§ **Data listing**:

····················

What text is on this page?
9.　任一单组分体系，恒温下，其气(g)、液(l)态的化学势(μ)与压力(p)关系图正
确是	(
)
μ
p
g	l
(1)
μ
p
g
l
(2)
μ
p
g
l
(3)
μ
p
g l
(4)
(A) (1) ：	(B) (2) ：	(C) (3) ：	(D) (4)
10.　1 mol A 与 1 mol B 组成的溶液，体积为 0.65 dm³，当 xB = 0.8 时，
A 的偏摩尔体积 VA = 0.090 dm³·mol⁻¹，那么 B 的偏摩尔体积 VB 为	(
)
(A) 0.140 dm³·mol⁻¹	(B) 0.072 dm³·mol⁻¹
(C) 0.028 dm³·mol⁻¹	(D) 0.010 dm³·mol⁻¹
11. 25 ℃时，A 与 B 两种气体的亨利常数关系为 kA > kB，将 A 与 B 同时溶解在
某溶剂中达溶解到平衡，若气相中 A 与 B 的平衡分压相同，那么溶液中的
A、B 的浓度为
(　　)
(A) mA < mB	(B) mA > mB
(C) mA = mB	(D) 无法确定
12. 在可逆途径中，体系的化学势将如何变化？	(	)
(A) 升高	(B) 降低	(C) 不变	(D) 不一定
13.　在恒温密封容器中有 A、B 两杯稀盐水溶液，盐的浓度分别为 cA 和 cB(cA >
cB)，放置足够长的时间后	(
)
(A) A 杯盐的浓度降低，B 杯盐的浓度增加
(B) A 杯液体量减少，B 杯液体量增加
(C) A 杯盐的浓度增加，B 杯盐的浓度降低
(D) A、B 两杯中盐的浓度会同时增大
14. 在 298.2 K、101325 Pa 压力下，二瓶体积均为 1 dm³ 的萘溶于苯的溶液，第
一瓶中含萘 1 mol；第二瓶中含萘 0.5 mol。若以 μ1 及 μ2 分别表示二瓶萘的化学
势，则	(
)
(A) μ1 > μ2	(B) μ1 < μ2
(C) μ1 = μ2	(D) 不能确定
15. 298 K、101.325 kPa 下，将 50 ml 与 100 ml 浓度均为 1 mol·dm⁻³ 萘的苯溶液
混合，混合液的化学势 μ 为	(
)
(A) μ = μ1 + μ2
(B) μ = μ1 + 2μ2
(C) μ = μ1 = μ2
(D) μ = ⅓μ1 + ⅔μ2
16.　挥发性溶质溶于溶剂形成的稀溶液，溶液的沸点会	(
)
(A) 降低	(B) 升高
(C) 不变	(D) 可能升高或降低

····················

§ **STATED GOAL**: Each line above must be printed exactly as it appears.

§ **RESPONSE TO THIS EXERCISE**:
What text is on this page?
9.　任一单组分体系，恒温下，其气(g)、液(l)态的化学势(μ)与压力(p)关系图正
确是	(
)
μ
p
g	l
(1)
μ
p
g
l
(2)
μ
p
g
l
(3)
μ
p
g l
(4)
(A) (1) ：	(B) (2) ：	(C) (3) ：	(D) (4)
10.　1 mol A 与 1 mol B 组成的溶液，体积为 0.65 dm³，当 xB = 0.8 时，
A 的偏摩尔体积 VA = 0.090 dm³·mol⁻¹，那么 B 的偏摩尔体积 VB 为	(
)
(A) 0.140 dm³·mol⁻¹	(B) 0.072 dm³·mol⁻¹
(C) 0.028 dm³·mol⁻¹	(D) 0.010 dm³·mol⁻¹
11. 25 ℃时，A 与 B 两种气体的亨利常数关系为 kA > kB，将 A 与 B 同时溶解在
某溶剂中达溶解到平衡，若气相中 A 与 B 的平衡分压相同，那么溶液中的
A、B 的浓度为
(　　)
(A) mA < mB	(B) mA > mB
(C) mA = mB	(D) 无法确定
12. 在可逆途径中，体系的化学势将如何变化？	(	)
(A) 升高	(B) 降低	(C) 不变	(D) 不一定
13.　在恒温密封容器中有 A、B 两杯稀盐水溶液，盐的浓度分别为 cA 和 cB(cA >
cB)，放置足够长的时间后	(
)
(A) A 杯盐的浓度降低，B 杯盐的浓度增加
(B) A 杯液体量减少，B 杯液体量增加
(C) A 杯盐的浓度增加，B 杯盐的浓度降低
(D) A、B 两杯中盐的浓度会同时增大
14. 在 298.2 K、101325 Pa 压力下，二瓶体积均为 1 dm³ 的萘溶于苯的溶液，第
一瓶中含萘 1 mol；第二瓶中含萘 0.5 mol。若以 μ1 及 μ2 分别表示二瓶萘的化学
势，则	(
)
(A) μ1 > μ2	(B) μ1 < μ2
(C) μ1 = μ2	(D) 不能确定
15. 298 K、101.325 kPa 下，将 50 ml 与 100 ml 浓度均为 1 mol·dm⁻³ 萘的苯溶液
混合，混合液的化学势 μ 为	(
)
(A) μ = μ1 + μ2
(B) μ = μ1 + 2μ2
(C) μ = μ1 = μ2
(D) μ = ⅓μ1 + ⅔μ2
16.　挥发性溶质溶于溶剂形成的稀溶液，溶液的沸点会	(
)
(A) 降低	(B) 升高
(C) 不变	(D) 可能升高或降低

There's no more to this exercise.